• [TASK STATEMENT] Locate every line that holds the string "regularly" and copy it.

>> BEGIN ITEMS

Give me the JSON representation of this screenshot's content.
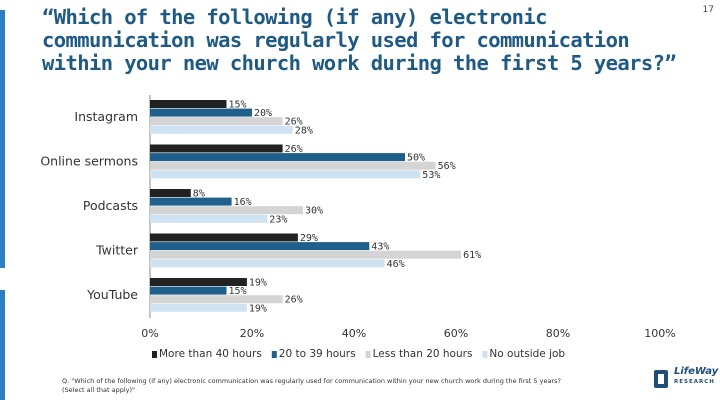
{
  "page": {
    "title": "“Which of the following (if any) electronic communication was regularly used for communication within your new church work during the first 5 years?”",
    "page_number": "17",
    "footnote": "Q. \"Which of the following (if any) electronic communication was regularly used for communication within your new church work during the first 5 years? (Select all that apply)\"",
    "logo_text": "LifeWay",
    "logo_subtext": "RESEARCH",
    "accent_color": "#2b7fc3"
  },
  "chart_data": {
    "type": "bar",
    "orientation": "horizontal",
    "categories": [
      "Instagram",
      "Online sermons",
      "Podcasts",
      "Twitter",
      "YouTube"
    ],
    "series": [
      {
        "name": "More than 40 hours",
        "color": "#222222",
        "values": [
          15,
          26,
          8,
          29,
          19
        ]
      },
      {
        "name": "20 to 39 hours",
        "color": "#1f5f8b",
        "values": [
          20,
          50,
          16,
          43,
          15
        ]
      },
      {
        "name": "Less than 20 hours",
        "color": "#d4d4d4",
        "values": [
          26,
          56,
          30,
          61,
          26
        ]
      },
      {
        "name": "No outside job",
        "color": "#cfe2f2",
        "values": [
          28,
          53,
          23,
          46,
          19
        ]
      }
    ],
    "value_suffix": "%",
    "xlim": [
      0,
      100
    ],
    "xticks": [
      0,
      20,
      40,
      60,
      80,
      100
    ],
    "xtick_labels": [
      "0%",
      "20%",
      "40%",
      "60%",
      "80%",
      "100%"
    ],
    "grid": false,
    "legend_position": "bottom"
  }
}
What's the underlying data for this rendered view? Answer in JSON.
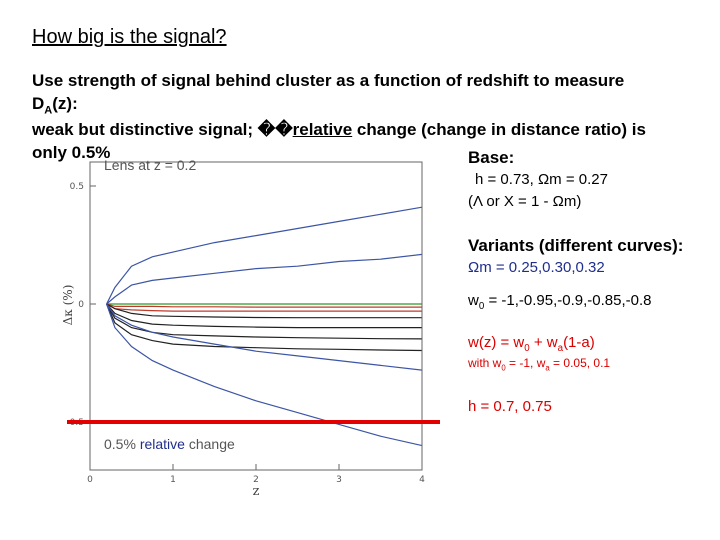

>> END ITEMS

• [FINISHED ANSWER]
    "title": "“Which of the following (if any) electronic communication was regularly used for communication within your new church work during the first 5 years?”",
    "footnote": "Q. \"Which of the following (if any) electronic communication was regularly used for communication within your new church work during the first 5 years? (Select all that apply)\"",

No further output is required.